§ REQUEST
Extract all of the entries and set them down verbatim.

§ MATERIAL SUPPLIED
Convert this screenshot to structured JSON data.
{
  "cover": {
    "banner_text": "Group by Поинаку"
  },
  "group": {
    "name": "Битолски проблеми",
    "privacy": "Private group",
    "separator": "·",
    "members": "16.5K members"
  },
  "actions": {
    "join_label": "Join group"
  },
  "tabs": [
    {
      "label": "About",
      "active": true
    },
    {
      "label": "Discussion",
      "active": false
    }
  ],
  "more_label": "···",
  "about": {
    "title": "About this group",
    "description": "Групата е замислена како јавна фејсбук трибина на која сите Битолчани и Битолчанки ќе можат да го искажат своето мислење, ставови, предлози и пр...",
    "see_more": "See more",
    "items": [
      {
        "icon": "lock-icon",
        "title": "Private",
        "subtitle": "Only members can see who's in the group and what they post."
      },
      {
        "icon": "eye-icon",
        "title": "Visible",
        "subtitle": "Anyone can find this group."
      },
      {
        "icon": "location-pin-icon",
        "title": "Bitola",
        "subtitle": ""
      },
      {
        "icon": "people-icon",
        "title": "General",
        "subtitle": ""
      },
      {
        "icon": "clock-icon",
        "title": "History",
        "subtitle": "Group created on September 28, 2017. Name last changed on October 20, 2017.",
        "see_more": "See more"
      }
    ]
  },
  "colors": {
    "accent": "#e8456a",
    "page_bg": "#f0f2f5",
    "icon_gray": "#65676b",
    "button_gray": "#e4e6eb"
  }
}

§ OUTPUT FOR THIS TASK
Convert this screenshot to structured JSON data.
{
  "cover": {
    "banner_text": "Group by Поинаку"
  },
  "group": {
    "name": "Битолски проблеми",
    "privacy": "Private group",
    "separator": "·",
    "members": "16.5K members"
  },
  "actions": {
    "join_label": "Join group"
  },
  "tabs": [
    {
      "label": "About",
      "active": true
    },
    {
      "label": "Discussion",
      "active": false
    }
  ],
  "more_label": "···",
  "about": {
    "title": "About this group",
    "description": "Групата е замислена како јавна фејсбук трибина на која сите Битолчани и Битолчанки ќе можат да го искажат своето мислење, ставови, предлози и пр...",
    "see_more": "See more",
    "items": [
      {
        "icon": "lock-icon",
        "title": "Private",
        "subtitle": "Only members can see who's in the group and what they post."
      },
      {
        "icon": "eye-icon",
        "title": "Visible",
        "subtitle": "Anyone can find this group."
      },
      {
        "icon": "location-pin-icon",
        "title": "Bitola",
        "subtitle": ""
      },
      {
        "icon": "people-icon",
        "title": "General",
        "subtitle": ""
      },
      {
        "icon": "clock-icon",
        "title": "History",
        "subtitle": "Group created on September 28, 2017. Name last changed on October 20, 2017.",
        "see_more": "See more"
      }
    ]
  },
  "colors": {
    "accent": "#e8456a",
    "page_bg": "#f0f2f5",
    "icon_gray": "#65676b",
    "button_gray": "#e4e6eb"
  }
}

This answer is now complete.